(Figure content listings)
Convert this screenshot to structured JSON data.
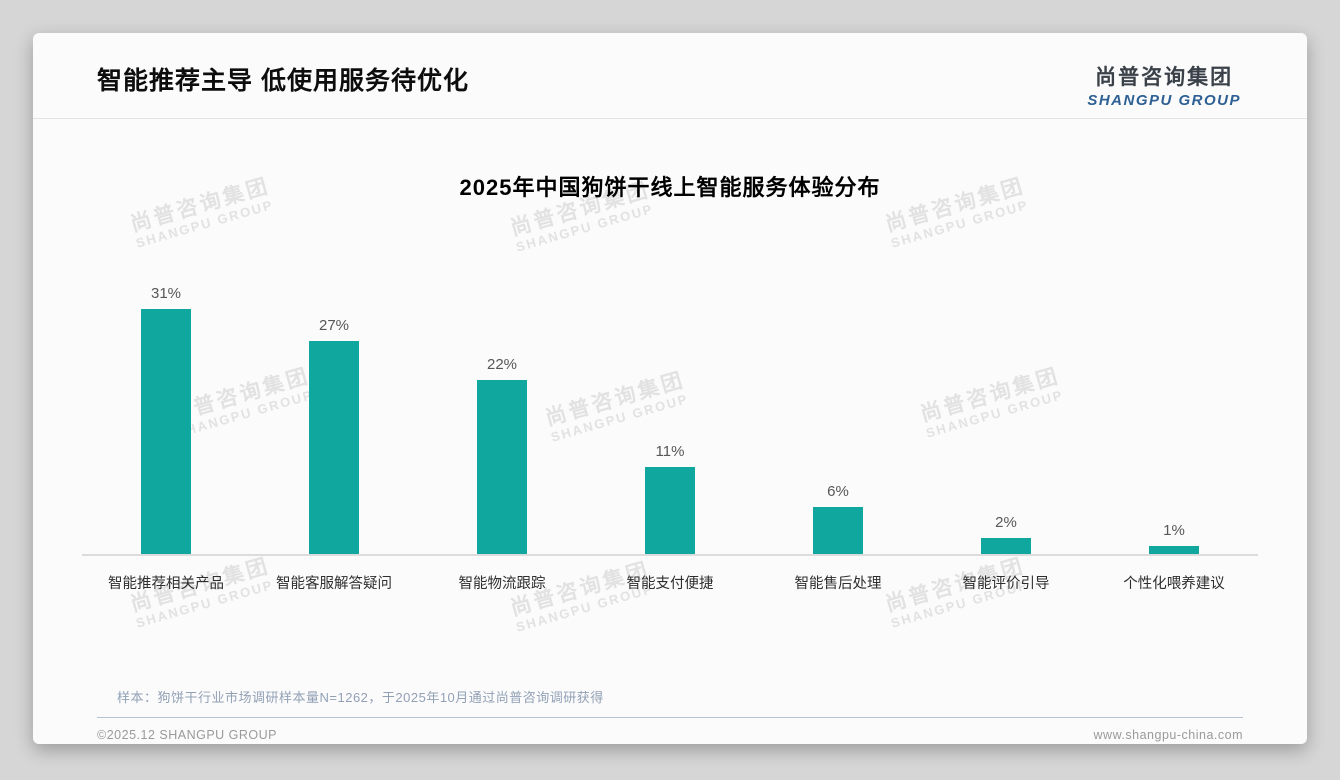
{
  "page": {
    "title": "智能推荐主导 低使用服务待优化"
  },
  "logo": {
    "cn": "尚普咨询集团",
    "en": "SHANGPU GROUP"
  },
  "watermark": {
    "line1": "尚普咨询集团",
    "line2": "SHANGPU GROUP"
  },
  "chart_data": {
    "type": "bar",
    "title": "2025年中国狗饼干线上智能服务体验分布",
    "categories": [
      "智能推荐相关产品",
      "智能客服解答疑问",
      "智能物流跟踪",
      "智能支付便捷",
      "智能售后处理",
      "智能评价引导",
      "个性化喂养建议"
    ],
    "values": [
      31,
      27,
      22,
      11,
      6,
      2,
      1
    ],
    "value_labels": [
      "31%",
      "27%",
      "22%",
      "11%",
      "6%",
      "2%",
      "1%"
    ],
    "unit": "%",
    "bar_color": "#10a79f",
    "ylim": [
      0,
      33
    ],
    "grid": false,
    "legend": false,
    "value_label_position": "above-bar"
  },
  "note": "样本：狗饼干行业市场调研样本量N=1262，于2025年10月通过尚普咨询调研获得",
  "footer": {
    "left": "©2025.12 SHANGPU GROUP",
    "right": "www.shangpu-china.com"
  }
}
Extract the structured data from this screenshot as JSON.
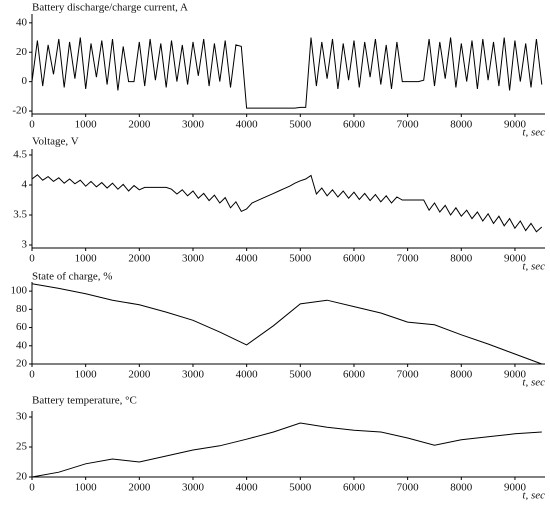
{
  "chart_data": [
    {
      "type": "line",
      "title": "Battery discharge/charge current, A",
      "xlabel": "t, sec",
      "color": "#000000",
      "x": [
        0,
        100,
        200,
        300,
        400,
        500,
        600,
        700,
        800,
        900,
        1000,
        1100,
        1200,
        1300,
        1400,
        1500,
        1600,
        1700,
        1800,
        1900,
        2000,
        2100,
        2200,
        2300,
        2400,
        2500,
        2600,
        2700,
        2800,
        2900,
        3000,
        3100,
        3200,
        3300,
        3400,
        3500,
        3600,
        3700,
        3800,
        3900,
        4000,
        4100,
        4200,
        4300,
        4400,
        4500,
        4600,
        4700,
        4800,
        4900,
        5000,
        5100,
        5200,
        5300,
        5400,
        5500,
        5600,
        5700,
        5800,
        5900,
        6000,
        6100,
        6200,
        6300,
        6400,
        6500,
        6600,
        6700,
        6800,
        6900,
        7000,
        7100,
        7200,
        7300,
        7400,
        7500,
        7600,
        7700,
        7800,
        7900,
        8000,
        8100,
        8200,
        8300,
        8400,
        8500,
        8600,
        8700,
        8800,
        8900,
        9000,
        9100,
        9200,
        9300,
        9400,
        9500
      ],
      "values": [
        0,
        28,
        -3,
        25,
        5,
        29,
        -4,
        27,
        2,
        30,
        -5,
        26,
        3,
        28,
        -2,
        29,
        -6,
        24,
        0,
        0,
        27,
        -3,
        29,
        1,
        26,
        -4,
        28,
        0,
        25,
        -2,
        27,
        4,
        29,
        -3,
        26,
        0,
        28,
        -4,
        25,
        24,
        -18,
        -18,
        -18,
        -18,
        -18,
        -18,
        -18,
        -18,
        -18,
        -18,
        -17.5,
        -17.5,
        30,
        -3,
        27,
        2,
        29,
        -5,
        26,
        1,
        28,
        -4,
        27,
        3,
        29,
        -2,
        25,
        -5,
        27,
        0,
        0,
        0,
        0,
        1,
        29,
        -3,
        27,
        2,
        30,
        -4,
        26,
        0,
        28,
        -5,
        29,
        1,
        27,
        -3,
        30,
        -6,
        28,
        0,
        26,
        -4,
        29,
        -2
      ],
      "xlim": [
        0,
        9560
      ],
      "xticks": [
        0,
        1000,
        2000,
        3000,
        4000,
        5000,
        6000,
        7000,
        8000,
        9000
      ],
      "ylim": [
        -22,
        46
      ],
      "yticks": [
        -20,
        0,
        20,
        40
      ]
    },
    {
      "type": "line",
      "title": "Voltage, V",
      "xlabel": "t, sec",
      "color": "#000000",
      "x": [
        0,
        100,
        200,
        300,
        400,
        500,
        600,
        700,
        800,
        900,
        1000,
        1100,
        1200,
        1300,
        1400,
        1500,
        1600,
        1700,
        1800,
        1900,
        2000,
        2100,
        2200,
        2300,
        2400,
        2500,
        2600,
        2700,
        2800,
        2900,
        3000,
        3100,
        3200,
        3300,
        3400,
        3500,
        3600,
        3700,
        3800,
        3900,
        4000,
        4100,
        4200,
        4300,
        4400,
        4500,
        4600,
        4700,
        4800,
        4900,
        5000,
        5100,
        5200,
        5300,
        5400,
        5500,
        5600,
        5700,
        5800,
        5900,
        6000,
        6100,
        6200,
        6300,
        6400,
        6500,
        6600,
        6700,
        6800,
        6900,
        7000,
        7100,
        7200,
        7300,
        7400,
        7500,
        7600,
        7700,
        7800,
        7900,
        8000,
        8100,
        8200,
        8300,
        8400,
        8500,
        8600,
        8700,
        8800,
        8900,
        9000,
        9100,
        9200,
        9300,
        9400,
        9500
      ],
      "values": [
        4.1,
        4.17,
        4.08,
        4.14,
        4.06,
        4.12,
        4.03,
        4.1,
        4.02,
        4.08,
        3.98,
        4.06,
        3.97,
        4.04,
        3.95,
        4.03,
        3.93,
        4.01,
        3.9,
        3.99,
        3.92,
        3.96,
        3.96,
        3.96,
        3.96,
        3.96,
        3.93,
        3.85,
        3.92,
        3.82,
        3.9,
        3.78,
        3.86,
        3.74,
        3.83,
        3.7,
        3.79,
        3.62,
        3.72,
        3.56,
        3.6,
        3.7,
        3.74,
        3.78,
        3.82,
        3.86,
        3.9,
        3.94,
        3.98,
        4.03,
        4.07,
        4.1,
        4.16,
        3.85,
        3.95,
        3.82,
        3.92,
        3.8,
        3.9,
        3.78,
        3.88,
        3.76,
        3.86,
        3.74,
        3.84,
        3.72,
        3.82,
        3.7,
        3.8,
        3.75,
        3.75,
        3.75,
        3.75,
        3.75,
        3.58,
        3.7,
        3.55,
        3.66,
        3.5,
        3.62,
        3.48,
        3.58,
        3.44,
        3.55,
        3.4,
        3.52,
        3.36,
        3.48,
        3.32,
        3.44,
        3.28,
        3.4,
        3.24,
        3.36,
        3.22,
        3.3
      ],
      "xlim": [
        0,
        9560
      ],
      "xticks": [
        0,
        1000,
        2000,
        3000,
        4000,
        5000,
        6000,
        7000,
        8000,
        9000
      ],
      "ylim": [
        2.95,
        4.6
      ],
      "yticks": [
        3,
        3.5,
        4,
        4.5
      ]
    },
    {
      "type": "line",
      "title": "State of charge, %",
      "xlabel": "t, sec",
      "color": "#000000",
      "x": [
        0,
        500,
        1000,
        1500,
        2000,
        2500,
        3000,
        3500,
        4000,
        4500,
        5000,
        5500,
        6000,
        6500,
        7000,
        7500,
        8000,
        8500,
        9000,
        9500
      ],
      "values": [
        108,
        103,
        97,
        90,
        85,
        77,
        68,
        55,
        41,
        62,
        86,
        90,
        83,
        76,
        66,
        63,
        52,
        42,
        31,
        20
      ],
      "xlim": [
        0,
        9560
      ],
      "xticks": [
        0,
        1000,
        2000,
        3000,
        4000,
        5000,
        6000,
        7000,
        8000,
        9000
      ],
      "ylim": [
        20,
        110
      ],
      "yticks": [
        20,
        40,
        60,
        80,
        100
      ]
    },
    {
      "type": "line",
      "title": "Battery temperature, °C",
      "xlabel": "t, sec",
      "color": "#000000",
      "x": [
        0,
        500,
        1000,
        1500,
        2000,
        2500,
        3000,
        3500,
        4000,
        4500,
        5000,
        5500,
        6000,
        6500,
        7000,
        7500,
        8000,
        8500,
        9000,
        9500
      ],
      "values": [
        20,
        20.8,
        22.2,
        23,
        22.5,
        23.5,
        24.5,
        25.2,
        26.3,
        27.5,
        29,
        28.3,
        27.8,
        27.5,
        26.5,
        25.3,
        26.2,
        26.7,
        27.2,
        27.5
      ],
      "xlim": [
        0,
        9560
      ],
      "xticks": [
        0,
        1000,
        2000,
        3000,
        4000,
        5000,
        6000,
        7000,
        8000,
        9000
      ],
      "ylim": [
        20,
        31
      ],
      "yticks": [
        20,
        25,
        30
      ]
    }
  ]
}
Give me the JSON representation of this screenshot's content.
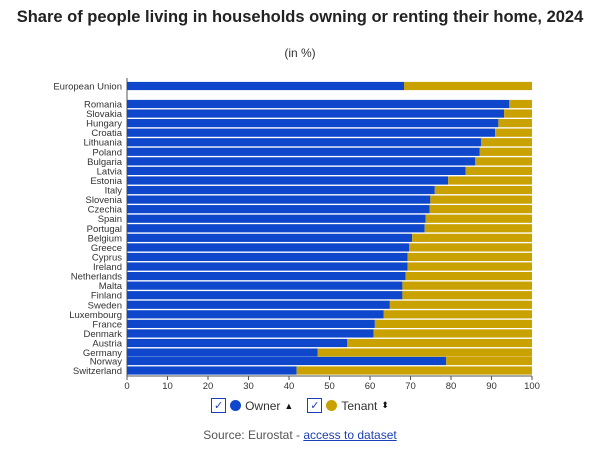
{
  "chart_data": {
    "type": "bar",
    "orientation": "horizontal",
    "stacked": true,
    "title": "Share of people living in households owning or renting their home, 2024",
    "subtitle": "(in %)",
    "categories": [
      "European Union",
      "Romania",
      "Slovakia",
      "Hungary",
      "Croatia",
      "Lithuania",
      "Poland",
      "Bulgaria",
      "Latvia",
      "Estonia",
      "Italy",
      "Slovenia",
      "Czechia",
      "Spain",
      "Portugal",
      "Belgium",
      "Greece",
      "Cyprus",
      "Ireland",
      "Netherlands",
      "Malta",
      "Finland",
      "Sweden",
      "Luxembourg",
      "France",
      "Denmark",
      "Austria",
      "Germany",
      "Norway",
      "Switzerland"
    ],
    "series": [
      {
        "name": "Owner",
        "color": "#0e47cb",
        "values": [
          68.4,
          94.4,
          93.1,
          91.7,
          90.9,
          87.4,
          87.1,
          86.0,
          83.6,
          79.3,
          76.0,
          74.9,
          74.7,
          73.7,
          73.5,
          70.4,
          69.7,
          69.3,
          69.3,
          68.8,
          68.0,
          68.0,
          64.9,
          63.4,
          61.2,
          60.9,
          54.4,
          47.1,
          78.8,
          41.9
        ]
      },
      {
        "name": "Tenant",
        "color": "#c9a100",
        "values": [
          31.6,
          5.6,
          6.9,
          8.3,
          9.1,
          12.6,
          12.9,
          14.0,
          16.4,
          20.7,
          24.0,
          25.1,
          25.3,
          26.3,
          26.5,
          29.6,
          30.3,
          30.7,
          30.7,
          31.2,
          32.0,
          32.0,
          35.1,
          36.6,
          38.8,
          39.1,
          45.6,
          52.9,
          21.2,
          58.1
        ]
      }
    ],
    "xlim": [
      0,
      100
    ],
    "xticks": [
      "0",
      "10",
      "20",
      "30",
      "40",
      "50",
      "60",
      "70",
      "80",
      "90",
      "100"
    ],
    "grid": false,
    "legend_position": "bottom"
  },
  "legend": {
    "owner": "Owner",
    "tenant": "Tenant"
  },
  "source": {
    "prefix": "Source: Eurostat - ",
    "link": "access to dataset"
  }
}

> WRITTEN REQUEST:
Identify the lines above that contain the word "JSON", then copy them.

> ANSWER TO THIS PROBLEM:
Convert this screenshot to structured JSON data.
Extract the structured data from this screenshot as JSON.
Give me the JSON representation of this screenshot's content.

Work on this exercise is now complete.